Raw records:
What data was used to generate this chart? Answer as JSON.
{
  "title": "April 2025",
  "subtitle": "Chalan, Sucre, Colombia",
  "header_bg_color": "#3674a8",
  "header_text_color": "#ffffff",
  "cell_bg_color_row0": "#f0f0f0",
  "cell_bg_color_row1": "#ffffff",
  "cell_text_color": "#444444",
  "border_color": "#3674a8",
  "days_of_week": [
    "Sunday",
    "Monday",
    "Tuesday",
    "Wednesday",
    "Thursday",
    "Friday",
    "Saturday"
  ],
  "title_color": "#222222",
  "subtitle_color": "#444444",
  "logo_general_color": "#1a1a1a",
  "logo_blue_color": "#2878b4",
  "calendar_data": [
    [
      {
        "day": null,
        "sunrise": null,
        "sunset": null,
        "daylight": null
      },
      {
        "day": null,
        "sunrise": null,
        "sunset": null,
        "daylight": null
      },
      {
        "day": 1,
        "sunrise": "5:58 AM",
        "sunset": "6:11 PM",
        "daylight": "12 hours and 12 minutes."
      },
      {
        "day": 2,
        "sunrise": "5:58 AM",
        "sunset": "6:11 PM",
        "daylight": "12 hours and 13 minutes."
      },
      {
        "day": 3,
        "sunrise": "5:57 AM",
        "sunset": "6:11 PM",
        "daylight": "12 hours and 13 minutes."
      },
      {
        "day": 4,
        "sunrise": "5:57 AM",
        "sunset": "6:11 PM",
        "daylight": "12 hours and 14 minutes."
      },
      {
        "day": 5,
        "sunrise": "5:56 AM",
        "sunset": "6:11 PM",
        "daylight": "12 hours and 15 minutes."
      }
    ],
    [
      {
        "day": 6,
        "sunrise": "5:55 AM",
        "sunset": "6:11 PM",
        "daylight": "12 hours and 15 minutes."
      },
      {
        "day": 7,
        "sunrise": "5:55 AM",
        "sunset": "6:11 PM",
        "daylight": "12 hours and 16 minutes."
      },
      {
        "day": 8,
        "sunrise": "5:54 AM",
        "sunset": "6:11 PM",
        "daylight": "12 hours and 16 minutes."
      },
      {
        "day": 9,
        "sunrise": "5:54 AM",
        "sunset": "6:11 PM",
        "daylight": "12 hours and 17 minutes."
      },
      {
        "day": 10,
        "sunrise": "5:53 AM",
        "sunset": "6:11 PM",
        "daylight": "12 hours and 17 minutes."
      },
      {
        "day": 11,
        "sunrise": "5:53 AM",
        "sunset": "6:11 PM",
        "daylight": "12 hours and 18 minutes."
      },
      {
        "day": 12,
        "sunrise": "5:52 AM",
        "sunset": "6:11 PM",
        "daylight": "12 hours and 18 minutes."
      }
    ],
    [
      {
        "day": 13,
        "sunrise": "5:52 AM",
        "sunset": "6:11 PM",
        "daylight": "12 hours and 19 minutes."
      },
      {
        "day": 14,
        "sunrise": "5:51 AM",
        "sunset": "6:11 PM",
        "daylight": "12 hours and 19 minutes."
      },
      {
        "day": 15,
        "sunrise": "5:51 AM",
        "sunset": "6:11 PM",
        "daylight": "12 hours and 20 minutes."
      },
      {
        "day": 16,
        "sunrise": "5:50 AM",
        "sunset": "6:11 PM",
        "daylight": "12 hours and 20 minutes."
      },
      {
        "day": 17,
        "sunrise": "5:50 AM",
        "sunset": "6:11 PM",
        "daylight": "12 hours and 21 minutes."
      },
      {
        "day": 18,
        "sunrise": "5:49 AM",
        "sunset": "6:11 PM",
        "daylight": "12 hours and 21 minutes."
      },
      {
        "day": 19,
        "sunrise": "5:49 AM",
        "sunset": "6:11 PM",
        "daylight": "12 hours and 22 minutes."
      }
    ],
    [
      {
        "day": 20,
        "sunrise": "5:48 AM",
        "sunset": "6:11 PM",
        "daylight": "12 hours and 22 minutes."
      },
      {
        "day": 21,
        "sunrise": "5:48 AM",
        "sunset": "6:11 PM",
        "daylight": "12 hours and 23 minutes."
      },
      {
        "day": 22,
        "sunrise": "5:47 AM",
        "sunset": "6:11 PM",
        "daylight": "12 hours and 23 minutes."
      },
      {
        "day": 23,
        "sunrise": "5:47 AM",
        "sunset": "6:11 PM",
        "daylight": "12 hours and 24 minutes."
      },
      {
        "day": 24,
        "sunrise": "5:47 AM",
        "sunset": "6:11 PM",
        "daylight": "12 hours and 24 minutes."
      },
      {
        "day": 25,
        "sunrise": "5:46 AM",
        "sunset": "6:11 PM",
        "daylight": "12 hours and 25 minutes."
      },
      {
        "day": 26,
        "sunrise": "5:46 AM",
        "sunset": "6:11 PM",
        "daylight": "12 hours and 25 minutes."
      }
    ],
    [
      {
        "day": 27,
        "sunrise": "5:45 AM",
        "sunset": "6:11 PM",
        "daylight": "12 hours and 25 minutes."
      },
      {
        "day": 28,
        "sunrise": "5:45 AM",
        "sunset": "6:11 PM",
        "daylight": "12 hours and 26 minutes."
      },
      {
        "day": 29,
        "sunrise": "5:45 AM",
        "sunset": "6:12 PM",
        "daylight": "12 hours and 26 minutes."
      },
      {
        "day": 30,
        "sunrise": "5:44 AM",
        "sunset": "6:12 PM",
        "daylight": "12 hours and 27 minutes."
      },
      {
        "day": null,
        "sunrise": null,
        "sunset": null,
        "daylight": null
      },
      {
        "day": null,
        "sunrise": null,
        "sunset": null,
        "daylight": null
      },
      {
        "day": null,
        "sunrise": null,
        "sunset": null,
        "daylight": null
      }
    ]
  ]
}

Directive: Print all the data exactly.

Written answer:
What data was used to generate this chart? Answer as JSON.
{
  "title": "April 2025",
  "subtitle": "Chalan, Sucre, Colombia",
  "header_bg_color": "#3674a8",
  "header_text_color": "#ffffff",
  "cell_bg_color_row0": "#f0f0f0",
  "cell_bg_color_row1": "#ffffff",
  "cell_text_color": "#444444",
  "border_color": "#3674a8",
  "days_of_week": [
    "Sunday",
    "Monday",
    "Tuesday",
    "Wednesday",
    "Thursday",
    "Friday",
    "Saturday"
  ],
  "title_color": "#222222",
  "subtitle_color": "#444444",
  "logo_general_color": "#1a1a1a",
  "logo_blue_color": "#2878b4",
  "calendar_data": [
    [
      {
        "day": null,
        "sunrise": null,
        "sunset": null,
        "daylight": null
      },
      {
        "day": null,
        "sunrise": null,
        "sunset": null,
        "daylight": null
      },
      {
        "day": 1,
        "sunrise": "5:58 AM",
        "sunset": "6:11 PM",
        "daylight": "12 hours and 12 minutes."
      },
      {
        "day": 2,
        "sunrise": "5:58 AM",
        "sunset": "6:11 PM",
        "daylight": "12 hours and 13 minutes."
      },
      {
        "day": 3,
        "sunrise": "5:57 AM",
        "sunset": "6:11 PM",
        "daylight": "12 hours and 13 minutes."
      },
      {
        "day": 4,
        "sunrise": "5:57 AM",
        "sunset": "6:11 PM",
        "daylight": "12 hours and 14 minutes."
      },
      {
        "day": 5,
        "sunrise": "5:56 AM",
        "sunset": "6:11 PM",
        "daylight": "12 hours and 15 minutes."
      }
    ],
    [
      {
        "day": 6,
        "sunrise": "5:55 AM",
        "sunset": "6:11 PM",
        "daylight": "12 hours and 15 minutes."
      },
      {
        "day": 7,
        "sunrise": "5:55 AM",
        "sunset": "6:11 PM",
        "daylight": "12 hours and 16 minutes."
      },
      {
        "day": 8,
        "sunrise": "5:54 AM",
        "sunset": "6:11 PM",
        "daylight": "12 hours and 16 minutes."
      },
      {
        "day": 9,
        "sunrise": "5:54 AM",
        "sunset": "6:11 PM",
        "daylight": "12 hours and 17 minutes."
      },
      {
        "day": 10,
        "sunrise": "5:53 AM",
        "sunset": "6:11 PM",
        "daylight": "12 hours and 17 minutes."
      },
      {
        "day": 11,
        "sunrise": "5:53 AM",
        "sunset": "6:11 PM",
        "daylight": "12 hours and 18 minutes."
      },
      {
        "day": 12,
        "sunrise": "5:52 AM",
        "sunset": "6:11 PM",
        "daylight": "12 hours and 18 minutes."
      }
    ],
    [
      {
        "day": 13,
        "sunrise": "5:52 AM",
        "sunset": "6:11 PM",
        "daylight": "12 hours and 19 minutes."
      },
      {
        "day": 14,
        "sunrise": "5:51 AM",
        "sunset": "6:11 PM",
        "daylight": "12 hours and 19 minutes."
      },
      {
        "day": 15,
        "sunrise": "5:51 AM",
        "sunset": "6:11 PM",
        "daylight": "12 hours and 20 minutes."
      },
      {
        "day": 16,
        "sunrise": "5:50 AM",
        "sunset": "6:11 PM",
        "daylight": "12 hours and 20 minutes."
      },
      {
        "day": 17,
        "sunrise": "5:50 AM",
        "sunset": "6:11 PM",
        "daylight": "12 hours and 21 minutes."
      },
      {
        "day": 18,
        "sunrise": "5:49 AM",
        "sunset": "6:11 PM",
        "daylight": "12 hours and 21 minutes."
      },
      {
        "day": 19,
        "sunrise": "5:49 AM",
        "sunset": "6:11 PM",
        "daylight": "12 hours and 22 minutes."
      }
    ],
    [
      {
        "day": 20,
        "sunrise": "5:48 AM",
        "sunset": "6:11 PM",
        "daylight": "12 hours and 22 minutes."
      },
      {
        "day": 21,
        "sunrise": "5:48 AM",
        "sunset": "6:11 PM",
        "daylight": "12 hours and 23 minutes."
      },
      {
        "day": 22,
        "sunrise": "5:47 AM",
        "sunset": "6:11 PM",
        "daylight": "12 hours and 23 minutes."
      },
      {
        "day": 23,
        "sunrise": "5:47 AM",
        "sunset": "6:11 PM",
        "daylight": "12 hours and 24 minutes."
      },
      {
        "day": 24,
        "sunrise": "5:47 AM",
        "sunset": "6:11 PM",
        "daylight": "12 hours and 24 minutes."
      },
      {
        "day": 25,
        "sunrise": "5:46 AM",
        "sunset": "6:11 PM",
        "daylight": "12 hours and 25 minutes."
      },
      {
        "day": 26,
        "sunrise": "5:46 AM",
        "sunset": "6:11 PM",
        "daylight": "12 hours and 25 minutes."
      }
    ],
    [
      {
        "day": 27,
        "sunrise": "5:45 AM",
        "sunset": "6:11 PM",
        "daylight": "12 hours and 25 minutes."
      },
      {
        "day": 28,
        "sunrise": "5:45 AM",
        "sunset": "6:11 PM",
        "daylight": "12 hours and 26 minutes."
      },
      {
        "day": 29,
        "sunrise": "5:45 AM",
        "sunset": "6:12 PM",
        "daylight": "12 hours and 26 minutes."
      },
      {
        "day": 30,
        "sunrise": "5:44 AM",
        "sunset": "6:12 PM",
        "daylight": "12 hours and 27 minutes."
      },
      {
        "day": null,
        "sunrise": null,
        "sunset": null,
        "daylight": null
      },
      {
        "day": null,
        "sunrise": null,
        "sunset": null,
        "daylight": null
      },
      {
        "day": null,
        "sunrise": null,
        "sunset": null,
        "daylight": null
      }
    ]
  ]
}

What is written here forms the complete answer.